Cette malédiction de droite : toujours rejouer les émigrants de 1789. Ultra monarchistes quand la monarchie n'est plus, ultra catholiques quand Dieu est mort. Accuser Dreyfus quand il est devenu évident qu'il est innocent. Les penseurs "de droite" seront-ils toujours des vieux shnocks hors du coup ?
@ Dia: votre dernier paragraphe est très discutable, et vous vous contredisez à propos de Wikipédia...
J'ai toujours éprouvé pour cet individu une méfiance viscérale.
Propos dégoulinant de snobisme et peur, soi-disant peur, dans la plus pure tradition gauchiasse, d'être "surveillé ".
Cet individu s'écoute parler, comme tout gauchiasse.
Il n'est pas de droite, tout homme de droite le ressent instinctivement.
chère Gaëlle
Concernant Wikipédia, je reprennais le propos de Jean Vioulac dans son excellent "la logique totalitaire - Essai sur la crise de l'occident" tout juste paru au PUF. Ce que je voulais dire c'est que pour nous autre réactionnaires la critique de la modernité c'est d'emblée acquis, c'est le début, l'origine. Pas un résultat.
Après il reste à penser non pas une crise de la modernité (sauver l'école, la république, l'identité de la France ou je ne sais quoi de déjà mort comme le veut finkelkraut), il faut penser la modernité COMME crise, le capitalisme n'a pas d'excès qu'il faudrait prévenir. Il EST crise. Il reste à penser - s'il on est penseur - Mosanto, la NSA comme l'essence de la technicisation.
On peut toujours individuellement refuser ceci ou cela. Refuser le train comme Bloy, refuser le téléphone cellulaire, etc. mais - comme penseur - il faut penser ce mouvement qui importe le monde actuel un peu plus loin que comme le résultat de choix individuels dont certains seraient légitimes et d'autres pas. Si après 60 ans de vie intellectuelle de droite - devant la planète dévastée - l'on n'arrive qu'à cela : "vos amis Facebook sont de faux amis" clairment on a perdu son temps.
Je prends la defense de Wikipedia qui se trompe tres rarement. Il n'y a rien de mieux pour avoir une reponse rapide.. Et si vous voulez corriger une erreur, c'est possible.
Alain de Benoist a tout a fait raison; malheureusement on se sent entraines malgre soi,dans une certaine mesure..

→ **OBJECTIFS**
1/ Répondez à ces questions d'après le fil sur la pensée de droite :
(a) Quel ouvrage de Jean Vioulac est cité, et où vient-il de paraître ?
(b) Qui est donné en exemple d'une personne ayant refusé le train ?
(c) Combien d'années de vie intellectuelle de droite sont évoquées ?
2/ Reproduisez tel quel le passage du fil sur la pensée de droite situé entre "Cette malédiction de" et "hors du coup ?", bornes incluses.
3/ Poursuivez le fil sur la pensée de droite après sa dernière phrase.

→ **DOCUMENTS FOURNIS**
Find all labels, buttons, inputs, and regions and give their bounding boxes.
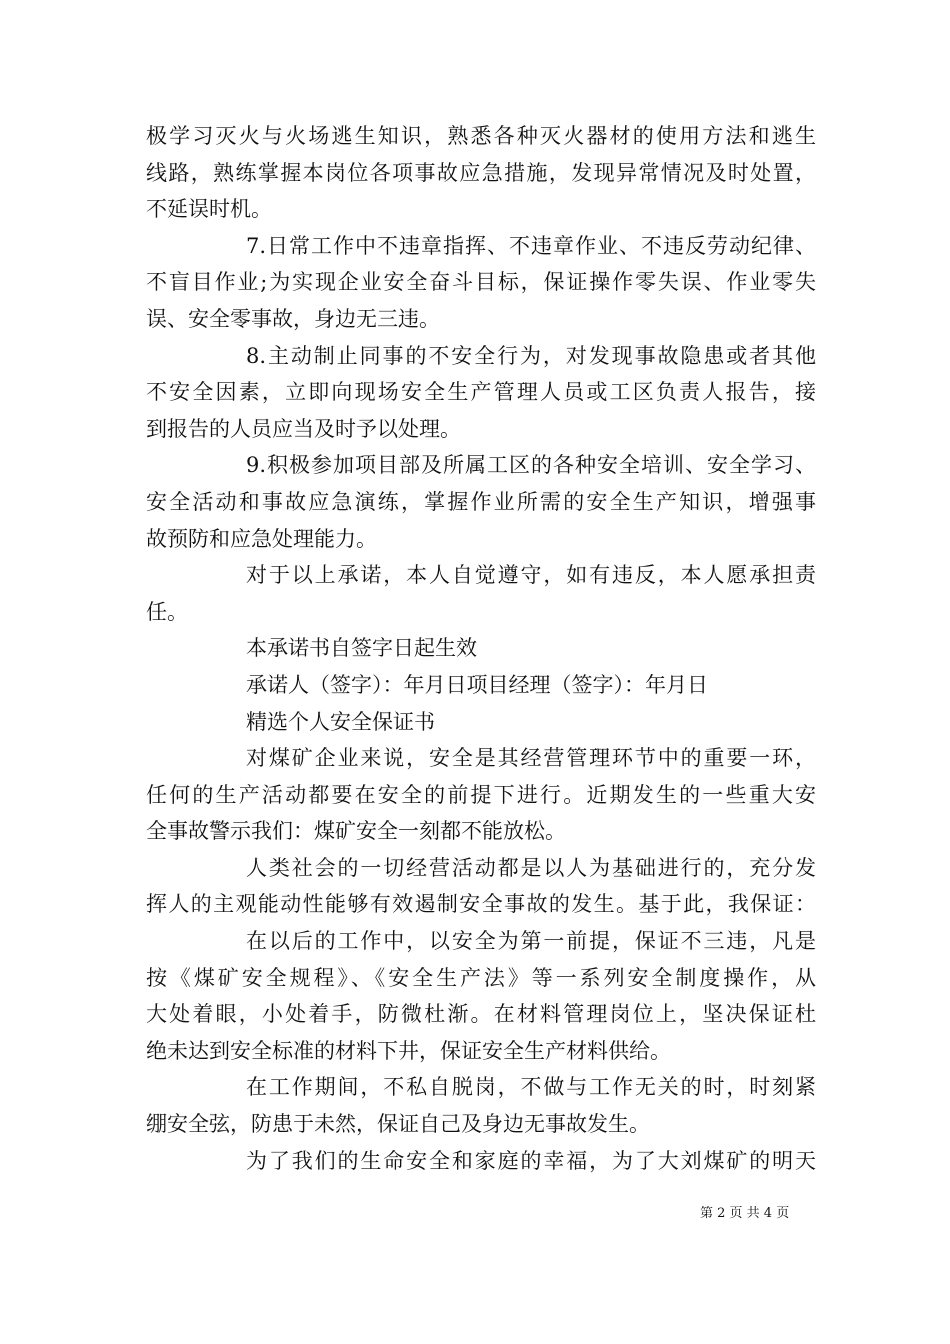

→ **RÉPONSES**
1/
(a) « la logique totalitaire - Essai sur la crise de l'occident », tout juste paru au PUF.
(b) Bloy.
(c) 60 ans.

2/
Cette malédiction de droite : toujours rejouer les émigrants de 1789. Ultra monarchistes quand la monarchie n'est plus, ultra catholiques quand Dieu est mort. Accuser Dreyfus quand il est devenu évident qu'il est innocent. Les penseurs "de droite" seront-ils toujours des vieux shnocks hors du coup ?

3/
je crois que Dia nous prend pour des schmocks!
@ anonyme: il me semble que s'il n'est pas de droite (ou de "nouvelle droite") selon vous, il ne soit pas non plus de gauche...
http://fr.wikipedia.org/wiki/Alain_de_Benoist
Il faut être bien léger pour qualifier AdB comme il l'est dans les commentaires : "ringard", "gauchiasse", etc.... même les gauchistes les plus obtus n'utilisent pas ces mots à son encontre ! Pas le moindre argument, et la "rhétorique" de ceux qui ne l'ont jamais lu !
On ne règle pas le compte d'AdB par quelques pitoyables qualificatifs. AdB n'est pas Djamel Debbouze ! On a le droit de le détester, mais il faut argumenter ! Et il faut de l'envergure pour le faire…et commencer par connaître l'oeuvre considérable qu'il a derrière lui depuis 40 ans malgré une censure féroce des médias.
La plupart des gens de "droite" aujourd'hui utilisent sans s'en rendre compte des concepts et des analyses qu'AdB et son école de pensée ont développés dans leurs publications : Eléments, Nouvelle Ecole, Krisis, Cartouches, Etudes et Recherches, Panorama des idées actuelles, la riche collection Copernic, etc…sans compter les bouquins d'AdB, Guillaume Faye, Pierre Vial, et toute une mouvance parallèle : Terre et Peuple, Polémia, Club de l'Horloge, etc...
Qu'il soit snob et "parisien", c'est vrai, mais secondaire.
Je comprends mieux le mépris serein qu'il a l'air d'afficher parfois !
Dirk: ce qui me semble important, c'est qu' Alain de Benoist dénonce vivement les simulacres et les leurres qui forment la toile de fond de notre société déliquescente, en voie de décomposition ou plutôt de "cloaquisation", cloaques puants, pestilentiels qui font le bonheur des rats claudiquants porteurs de peste!
Moi-même, j'ai publié quatre romans, de 1988 à 2001, sous le titre générale de "Leurres". C'est dire combien le billet d'AdB m'a réjouie et confortée. Le dernier paru, réédité en 2008, "Entre les fleuves", a obtenu une excellente critique dans Eléments sous la plume de Michel Marmin. Sans que je sois abonnée à cette revue.
Qu'un écrivain soit qualifié de "snob" ou de "parisien" où est le mal? C'est sans importance, vraiment, sinon pour les ringards de province ou les jaloux. Ce qui compte avant tout, c'est l'intelligence du monde ! Et AdB n'en manque pas!
chère Gaëlle
Concernant Wikipédia, je reprennais le propos de Jean Vioulac dans son excellent "la logique totalitaire - Essai sur la crise de l'occident" tout juste paru au PUF.
Sans surprise aussi : "je trouve ringard CE PROPOS" devient dans l'esprit d'un lecteur illetré "qualifier AdB de ringard".
Ce que je voulais dire c'est que pour nous autre réactionnaires la critique de la modernité c'est d'emblée acquis, c'est le début, l'origine. Pas un résultat.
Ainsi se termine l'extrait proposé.